### WHAT IS EXPECTED
Copy out the entire listing, keeping each line exactly as it is.

### DATA PROVIDED

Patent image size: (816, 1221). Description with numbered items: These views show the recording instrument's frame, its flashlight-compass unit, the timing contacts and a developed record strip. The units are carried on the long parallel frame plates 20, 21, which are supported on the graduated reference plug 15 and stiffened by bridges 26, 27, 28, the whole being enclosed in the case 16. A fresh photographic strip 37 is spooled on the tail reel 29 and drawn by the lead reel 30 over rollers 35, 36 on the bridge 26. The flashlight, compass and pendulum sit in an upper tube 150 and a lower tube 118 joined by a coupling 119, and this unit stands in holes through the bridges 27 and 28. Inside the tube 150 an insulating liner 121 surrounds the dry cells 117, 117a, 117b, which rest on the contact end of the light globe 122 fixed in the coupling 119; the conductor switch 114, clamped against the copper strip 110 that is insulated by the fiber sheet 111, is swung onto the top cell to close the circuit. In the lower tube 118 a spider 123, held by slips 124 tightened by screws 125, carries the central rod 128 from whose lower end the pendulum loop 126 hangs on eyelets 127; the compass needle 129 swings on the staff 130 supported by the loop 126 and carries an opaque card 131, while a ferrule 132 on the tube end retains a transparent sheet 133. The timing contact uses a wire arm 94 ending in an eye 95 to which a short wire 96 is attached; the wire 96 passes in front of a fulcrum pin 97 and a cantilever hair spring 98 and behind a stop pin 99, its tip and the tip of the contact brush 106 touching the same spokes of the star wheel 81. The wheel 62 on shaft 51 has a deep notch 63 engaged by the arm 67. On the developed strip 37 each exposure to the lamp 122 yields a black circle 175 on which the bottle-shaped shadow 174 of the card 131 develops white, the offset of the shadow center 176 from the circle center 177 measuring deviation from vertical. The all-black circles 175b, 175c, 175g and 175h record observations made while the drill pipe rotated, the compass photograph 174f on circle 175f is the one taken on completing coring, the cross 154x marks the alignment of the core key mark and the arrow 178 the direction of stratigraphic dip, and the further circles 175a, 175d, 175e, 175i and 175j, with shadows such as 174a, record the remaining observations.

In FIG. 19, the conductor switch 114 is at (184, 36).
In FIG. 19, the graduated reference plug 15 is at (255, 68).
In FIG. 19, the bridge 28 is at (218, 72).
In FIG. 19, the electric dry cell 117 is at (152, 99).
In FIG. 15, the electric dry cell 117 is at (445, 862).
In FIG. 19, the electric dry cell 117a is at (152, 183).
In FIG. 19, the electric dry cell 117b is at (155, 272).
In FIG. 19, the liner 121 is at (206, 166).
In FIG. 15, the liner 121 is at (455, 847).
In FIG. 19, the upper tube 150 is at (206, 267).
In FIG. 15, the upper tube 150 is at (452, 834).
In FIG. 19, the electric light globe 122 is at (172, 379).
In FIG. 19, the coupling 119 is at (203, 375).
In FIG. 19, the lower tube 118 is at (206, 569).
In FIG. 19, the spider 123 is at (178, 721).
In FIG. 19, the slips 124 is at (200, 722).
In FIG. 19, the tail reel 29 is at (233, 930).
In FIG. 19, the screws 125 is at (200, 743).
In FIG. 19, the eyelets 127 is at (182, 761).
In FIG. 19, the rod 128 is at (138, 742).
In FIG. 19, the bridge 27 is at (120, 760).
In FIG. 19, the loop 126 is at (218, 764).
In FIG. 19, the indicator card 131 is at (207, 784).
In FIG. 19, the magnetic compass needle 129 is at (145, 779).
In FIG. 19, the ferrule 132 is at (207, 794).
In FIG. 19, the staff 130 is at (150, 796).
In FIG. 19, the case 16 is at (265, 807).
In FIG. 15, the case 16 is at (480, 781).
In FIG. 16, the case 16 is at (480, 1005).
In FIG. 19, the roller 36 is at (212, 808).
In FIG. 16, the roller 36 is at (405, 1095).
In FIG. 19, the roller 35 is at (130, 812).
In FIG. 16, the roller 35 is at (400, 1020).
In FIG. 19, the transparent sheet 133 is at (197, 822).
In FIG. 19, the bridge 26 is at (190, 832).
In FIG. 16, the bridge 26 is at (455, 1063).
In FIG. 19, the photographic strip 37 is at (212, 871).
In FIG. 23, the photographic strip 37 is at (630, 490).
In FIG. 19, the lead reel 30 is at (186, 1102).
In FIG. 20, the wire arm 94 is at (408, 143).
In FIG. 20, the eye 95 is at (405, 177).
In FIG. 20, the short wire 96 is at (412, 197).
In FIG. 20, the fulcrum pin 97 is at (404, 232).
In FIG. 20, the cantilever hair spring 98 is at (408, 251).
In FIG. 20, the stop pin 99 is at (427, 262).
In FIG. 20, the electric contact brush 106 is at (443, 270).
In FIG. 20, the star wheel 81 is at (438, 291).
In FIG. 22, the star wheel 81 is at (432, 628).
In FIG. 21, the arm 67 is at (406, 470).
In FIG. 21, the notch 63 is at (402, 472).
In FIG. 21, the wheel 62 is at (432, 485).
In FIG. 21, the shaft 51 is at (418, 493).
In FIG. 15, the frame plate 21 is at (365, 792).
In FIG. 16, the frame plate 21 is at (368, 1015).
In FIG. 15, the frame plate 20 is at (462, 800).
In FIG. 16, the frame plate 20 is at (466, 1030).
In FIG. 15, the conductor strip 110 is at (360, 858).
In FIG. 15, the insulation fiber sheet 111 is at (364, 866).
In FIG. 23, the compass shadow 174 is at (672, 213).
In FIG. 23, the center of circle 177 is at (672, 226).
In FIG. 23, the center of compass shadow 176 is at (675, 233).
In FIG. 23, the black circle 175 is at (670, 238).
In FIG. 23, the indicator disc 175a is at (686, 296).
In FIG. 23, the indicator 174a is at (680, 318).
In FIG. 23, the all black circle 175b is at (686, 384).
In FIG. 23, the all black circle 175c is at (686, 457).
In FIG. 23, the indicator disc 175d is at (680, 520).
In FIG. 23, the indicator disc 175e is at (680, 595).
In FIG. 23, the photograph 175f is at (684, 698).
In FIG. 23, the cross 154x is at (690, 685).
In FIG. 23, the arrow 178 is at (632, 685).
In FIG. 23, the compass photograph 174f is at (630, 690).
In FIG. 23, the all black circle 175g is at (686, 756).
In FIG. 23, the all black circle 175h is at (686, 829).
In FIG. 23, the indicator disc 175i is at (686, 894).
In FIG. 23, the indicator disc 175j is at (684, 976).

### ANSWER BELOW
Patent image size: (816, 1221). Description with numbered items: These views show the recording instrument's frame, its flashlight-compass unit, the timing contacts and a developed record strip. The units are carried on the long parallel frame plates 20, 21, which are supported on the graduated reference plug 15 and stiffened by bridges 26, 27, 28, the whole being enclosed in the case 16. A fresh photographic strip 37 is spooled on the tail reel 29 and drawn by the lead reel 30 over rollers 35, 36 on the bridge 26. The flashlight, compass and pendulum sit in an upper tube 150 and a lower tube 118 joined by a coupling 119, and this unit stands in holes through the bridges 27 and 28. Inside the tube 150 an insulating liner 121 surrounds the dry cells 117, 117a, 117b, which rest on the contact end of the light globe 122 fixed in the coupling 119; the conductor switch 114, clamped against the copper strip 110 that is insulated by the fiber sheet 111, is swung onto the top cell to close the circuit. In the lower tube 118 a spider 123, held by slips 124 tightened by screws 125, carries the central rod 128 from whose lower end the pendulum loop 126 hangs on eyelets 127; the compass needle 129 swings on the staff 130 supported by the loop 126 and carries an opaque card 131, while a ferrule 132 on the tube end retains a transparent sheet 133. The timing contact uses a wire arm 94 ending in an eye 95 to which a short wire 96 is attached; the wire 96 passes in front of a fulcrum pin 97 and a cantilever hair spring 98 and behind a stop pin 99, its tip and the tip of the contact brush 106 touching the same spokes of the star wheel 81. The wheel 62 on shaft 51 has a deep notch 63 engaged by the arm 67. On the developed strip 37 each exposure to the lamp 122 yields a black circle 175 on which the bottle-shaped shadow 174 of the card 131 develops white, the offset of the shadow center 176 from the circle center 177 measuring deviation from vertical. The all-black circles 175b, 175c, 175g and 175h record observations made while the drill pipe rotated, the compass photograph 174f on circle 175f is the one taken on completing coring, the cross 154x marks the alignment of the core key mark and the arrow 178 the direction of stratigraphic dip, and the further circles 175a, 175d, 175e, 175i and 175j, with shadows such as 174a, record the remaining observations.

In FIG. 19, the conductor switch 114 is at (184, 36).
In FIG. 19, the graduated reference plug 15 is at (255, 68).
In FIG. 19, the bridge 28 is at (218, 72).
In FIG. 19, the electric dry cell 117 is at (152, 99).
In FIG. 15, the electric dry cell 117 is at (445, 862).
In FIG. 19, the electric dry cell 117a is at (152, 183).
In FIG. 19, the electric dry cell 117b is at (155, 272).
In FIG. 19, the liner 121 is at (206, 166).
In FIG. 15, the liner 121 is at (455, 847).
In FIG. 19, the upper tube 150 is at (206, 267).
In FIG. 15, the upper tube 150 is at (452, 834).
In FIG. 19, the electric light globe 122 is at (172, 379).
In FIG. 19, the coupling 119 is at (203, 375).
In FIG. 19, the lower tube 118 is at (206, 569).
In FIG. 19, the spider 123 is at (178, 721).
In FIG. 19, the slips 124 is at (200, 722).
In FIG. 19, the tail reel 29 is at (233, 930).
In FIG. 19, the screws 125 is at (200, 743).
In FIG. 19, the eyelets 127 is at (182, 761).
In FIG. 19, the rod 128 is at (138, 742).
In FIG. 19, the bridge 27 is at (120, 760).
In FIG. 19, the loop 126 is at (218, 764).
In FIG. 19, the indicator card 131 is at (207, 784).
In FIG. 19, the magnetic compass needle 129 is at (145, 779).
In FIG. 19, the ferrule 132 is at (207, 794).
In FIG. 19, the staff 130 is at (150, 796).
In FIG. 19, the case 16 is at (265, 807).
In FIG. 15, the case 16 is at (480, 781).
In FIG. 16, the case 16 is at (480, 1005).
In FIG. 19, the roller 36 is at (212, 808).
In FIG. 16, the roller 36 is at (405, 1095).
In FIG. 19, the roller 35 is at (130, 812).
In FIG. 16, the roller 35 is at (400, 1020).
In FIG. 19, the transparent sheet 133 is at (197, 822).
In FIG. 19, the bridge 26 is at (190, 832).
In FIG. 16, the bridge 26 is at (455, 1063).
In FIG. 19, the photographic strip 37 is at (212, 871).
In FIG. 23, the photographic strip 37 is at (630, 490).
In FIG. 19, the lead reel 30 is at (186, 1102).
In FIG. 20, the wire arm 94 is at (408, 143).
In FIG. 20, the eye 95 is at (405, 177).
In FIG. 20, the short wire 96 is at (412, 197).
In FIG. 20, the fulcrum pin 97 is at (404, 232).
In FIG. 20, the cantilever hair spring 98 is at (408, 251).
In FIG. 20, the stop pin 99 is at (427, 262).
In FIG. 20, the electric contact brush 106 is at (443, 270).
In FIG. 20, the star wheel 81 is at (438, 291).
In FIG. 22, the star wheel 81 is at (432, 628).
In FIG. 21, the arm 67 is at (406, 470).
In FIG. 21, the notch 63 is at (402, 472).
In FIG. 21, the wheel 62 is at (432, 485).
In FIG. 21, the shaft 51 is at (418, 493).
In FIG. 15, the frame plate 21 is at (365, 792).
In FIG. 16, the frame plate 21 is at (368, 1015).
In FIG. 15, the frame plate 20 is at (462, 800).
In FIG. 16, the frame plate 20 is at (466, 1030).
In FIG. 15, the conductor strip 110 is at (360, 858).
In FIG. 15, the insulation fiber sheet 111 is at (364, 866).
In FIG. 23, the compass shadow 174 is at (672, 213).
In FIG. 23, the center of circle 177 is at (672, 226).
In FIG. 23, the center of compass shadow 176 is at (675, 233).
In FIG. 23, the black circle 175 is at (670, 238).
In FIG. 23, the indicator disc 175a is at (686, 296).
In FIG. 23, the indicator 174a is at (680, 318).
In FIG. 23, the all black circle 175b is at (686, 384).
In FIG. 23, the all black circle 175c is at (686, 457).
In FIG. 23, the indicator disc 175d is at (680, 520).
In FIG. 23, the indicator disc 175e is at (680, 595).
In FIG. 23, the photograph 175f is at (684, 698).
In FIG. 23, the cross 154x is at (690, 685).
In FIG. 23, the arrow 178 is at (632, 685).
In FIG. 23, the compass photograph 174f is at (630, 690).
In FIG. 23, the all black circle 175g is at (686, 756).
In FIG. 23, the all black circle 175h is at (686, 829).
In FIG. 23, the indicator disc 175i is at (686, 894).
In FIG. 23, the indicator disc 175j is at (684, 976).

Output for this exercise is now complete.